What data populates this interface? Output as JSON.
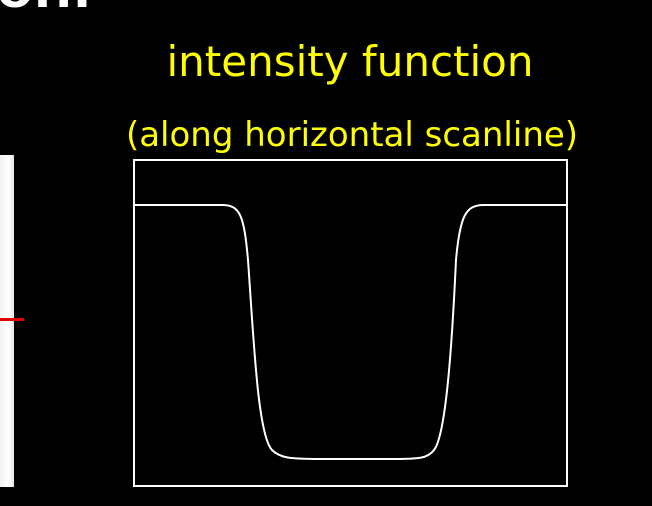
{
  "slide": {
    "heading_fragment": "on:",
    "title_line_1": "intensity function",
    "title_line_2": "(along horizontal scanline)"
  },
  "colors": {
    "background": "#000000",
    "title": "#ffff00",
    "plot_line": "#ffffff",
    "scanline_marker": "#e00000"
  },
  "plot": {
    "curve_shape": "high plateau, smooth drop to low plateau, smooth rise back to high plateau",
    "high_level": 1.0,
    "low_level": 0.0
  }
}
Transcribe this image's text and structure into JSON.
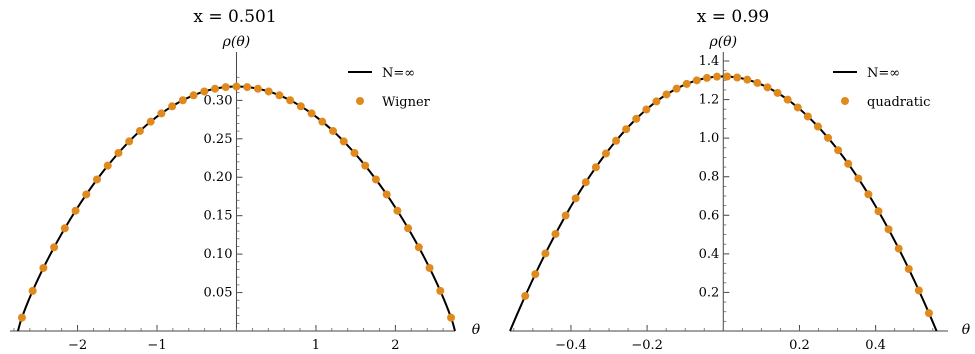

GIVEN REQUEST: Quote everything in the listing above exactly; pictures are the only thing to omit.

RIGHT ANSWER:
What data populates this interface? Output as JSON.
{
  "slide": {
    "heading_fragment": "on:",
    "title_line_1": "intensity function",
    "title_line_2": "(along horizontal scanline)"
  },
  "colors": {
    "background": "#000000",
    "title": "#ffff00",
    "plot_line": "#ffffff",
    "scanline_marker": "#e00000"
  },
  "plot": {
    "curve_shape": "high plateau, smooth drop to low plateau, smooth rise back to high plateau",
    "high_level": 1.0,
    "low_level": 0.0
  }
}
Transcribe this image's text and structure into JSON.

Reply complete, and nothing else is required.